Repeat each record exactly as written, and drop any images.

------ Records supplied

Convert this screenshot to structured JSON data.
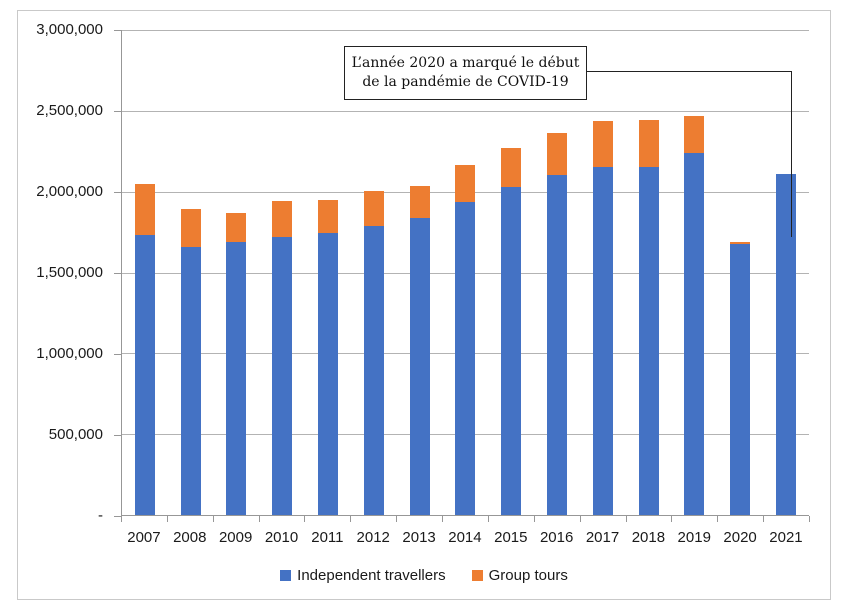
{
  "annotation": {
    "line1": "L’année 2020 a marqué le début",
    "line2": "de la pandémie de COVID-19"
  },
  "chart_data": {
    "type": "bar",
    "stacked": true,
    "title": "",
    "xlabel": "",
    "ylabel": "",
    "ylim": [
      0,
      3000000
    ],
    "grid": "horizontal",
    "legend_position": "bottom",
    "categories": [
      "2007",
      "2008",
      "2009",
      "2010",
      "2011",
      "2012",
      "2013",
      "2014",
      "2015",
      "2016",
      "2017",
      "2018",
      "2019",
      "2020",
      "2021"
    ],
    "series": [
      {
        "name": "Independent travellers",
        "color": "#4472C4",
        "values": [
          1730000,
          1660000,
          1690000,
          1720000,
          1745000,
          1790000,
          1835000,
          1935000,
          2030000,
          2105000,
          2155000,
          2150000,
          2240000,
          1675000,
          2110000
        ]
      },
      {
        "name": "Group tours",
        "color": "#ED7D31",
        "values": [
          315000,
          235000,
          180000,
          220000,
          205000,
          215000,
          200000,
          230000,
          240000,
          260000,
          280000,
          295000,
          230000,
          15000,
          0
        ]
      }
    ],
    "y_ticks": [
      {
        "label": "-",
        "value": 0
      },
      {
        "label": "500,000",
        "value": 500000
      },
      {
        "label": "1,000,000",
        "value": 1000000
      },
      {
        "label": "1,500,000",
        "value": 1500000
      },
      {
        "label": "2,000,000",
        "value": 2000000
      },
      {
        "label": "2,500,000",
        "value": 2500000
      },
      {
        "label": "3,000,000",
        "value": 3000000
      }
    ]
  }
}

------------

Answer to the exercise
Convert this screenshot to structured JSON data.
{
  "annotation": {
    "line1": "L’année 2020 a marqué le début",
    "line2": "de la pandémie de COVID-19"
  },
  "chart_data": {
    "type": "bar",
    "stacked": true,
    "title": "",
    "xlabel": "",
    "ylabel": "",
    "ylim": [
      0,
      3000000
    ],
    "grid": "horizontal",
    "legend_position": "bottom",
    "categories": [
      "2007",
      "2008",
      "2009",
      "2010",
      "2011",
      "2012",
      "2013",
      "2014",
      "2015",
      "2016",
      "2017",
      "2018",
      "2019",
      "2020",
      "2021"
    ],
    "series": [
      {
        "name": "Independent travellers",
        "color": "#4472C4",
        "values": [
          1730000,
          1660000,
          1690000,
          1720000,
          1745000,
          1790000,
          1835000,
          1935000,
          2030000,
          2105000,
          2155000,
          2150000,
          2240000,
          1675000,
          2110000
        ]
      },
      {
        "name": "Group tours",
        "color": "#ED7D31",
        "values": [
          315000,
          235000,
          180000,
          220000,
          205000,
          215000,
          200000,
          230000,
          240000,
          260000,
          280000,
          295000,
          230000,
          15000,
          0
        ]
      }
    ],
    "y_ticks": [
      {
        "label": "-",
        "value": 0
      },
      {
        "label": "500,000",
        "value": 500000
      },
      {
        "label": "1,000,000",
        "value": 1000000
      },
      {
        "label": "1,500,000",
        "value": 1500000
      },
      {
        "label": "2,000,000",
        "value": 2000000
      },
      {
        "label": "2,500,000",
        "value": 2500000
      },
      {
        "label": "3,000,000",
        "value": 3000000
      }
    ]
  }
}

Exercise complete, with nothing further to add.